__Stated problem__
Everything from the line containing "What does this" through the last line of the records below should be printed exactly, please, and nothing else.

__Data lines__
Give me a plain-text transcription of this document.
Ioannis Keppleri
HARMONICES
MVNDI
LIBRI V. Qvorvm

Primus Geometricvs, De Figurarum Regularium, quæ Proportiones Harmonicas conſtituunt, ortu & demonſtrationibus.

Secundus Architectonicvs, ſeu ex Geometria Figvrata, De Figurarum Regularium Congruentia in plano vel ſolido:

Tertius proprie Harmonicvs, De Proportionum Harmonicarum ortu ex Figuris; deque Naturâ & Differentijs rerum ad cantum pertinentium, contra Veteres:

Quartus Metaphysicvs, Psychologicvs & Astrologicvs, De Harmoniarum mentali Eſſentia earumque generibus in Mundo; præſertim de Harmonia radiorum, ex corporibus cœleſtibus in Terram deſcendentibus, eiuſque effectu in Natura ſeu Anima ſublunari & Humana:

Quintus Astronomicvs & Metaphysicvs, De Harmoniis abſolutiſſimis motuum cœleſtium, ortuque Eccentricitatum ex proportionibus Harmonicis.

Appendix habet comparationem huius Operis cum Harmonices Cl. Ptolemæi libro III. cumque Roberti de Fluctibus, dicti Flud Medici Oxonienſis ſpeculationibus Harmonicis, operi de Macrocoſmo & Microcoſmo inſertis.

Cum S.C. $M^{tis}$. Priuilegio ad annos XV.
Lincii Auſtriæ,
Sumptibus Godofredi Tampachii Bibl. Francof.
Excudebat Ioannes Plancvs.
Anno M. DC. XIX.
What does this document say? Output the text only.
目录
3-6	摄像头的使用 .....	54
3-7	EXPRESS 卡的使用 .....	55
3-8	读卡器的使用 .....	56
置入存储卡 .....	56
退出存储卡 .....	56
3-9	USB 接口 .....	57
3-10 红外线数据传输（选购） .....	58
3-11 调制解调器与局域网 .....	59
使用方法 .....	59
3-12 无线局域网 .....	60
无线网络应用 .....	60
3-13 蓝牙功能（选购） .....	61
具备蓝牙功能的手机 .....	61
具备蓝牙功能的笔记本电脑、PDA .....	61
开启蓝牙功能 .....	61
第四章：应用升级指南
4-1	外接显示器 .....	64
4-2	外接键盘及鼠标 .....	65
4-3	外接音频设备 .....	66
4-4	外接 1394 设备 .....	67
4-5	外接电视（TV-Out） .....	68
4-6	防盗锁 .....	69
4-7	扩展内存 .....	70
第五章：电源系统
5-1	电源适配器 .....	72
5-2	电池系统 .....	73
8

__Written response__
What does this document say? Output the text only.
目录
3-6	摄像头的使用 .....	54
3-7	EXPRESS 卡的使用 .....	55
3-8	读卡器的使用 .....	56
置入存储卡 .....	56
退出存储卡 .....	56
3-9	USB 接口 .....	57
3-10 红外线数据传输（选购） .....	58
3-11 调制解调器与局域网 .....	59
使用方法 .....	59
3-12 无线局域网 .....	60
无线网络应用 .....	60
3-13 蓝牙功能（选购） .....	61
具备蓝牙功能的手机 .....	61
具备蓝牙功能的笔记本电脑、PDA .....	61
开启蓝牙功能 .....	61
第四章：应用升级指南
4-1	外接显示器 .....	64
4-2	外接键盘及鼠标 .....	65
4-3	外接音频设备 .....	66
4-4	外接 1394 设备 .....	67
4-5	外接电视（TV-Out） .....	68
4-6	防盗锁 .....	69
4-7	扩展内存 .....	70
第五章：电源系统
5-1	电源适配器 .....	72
5-2	电池系统 .....	73
8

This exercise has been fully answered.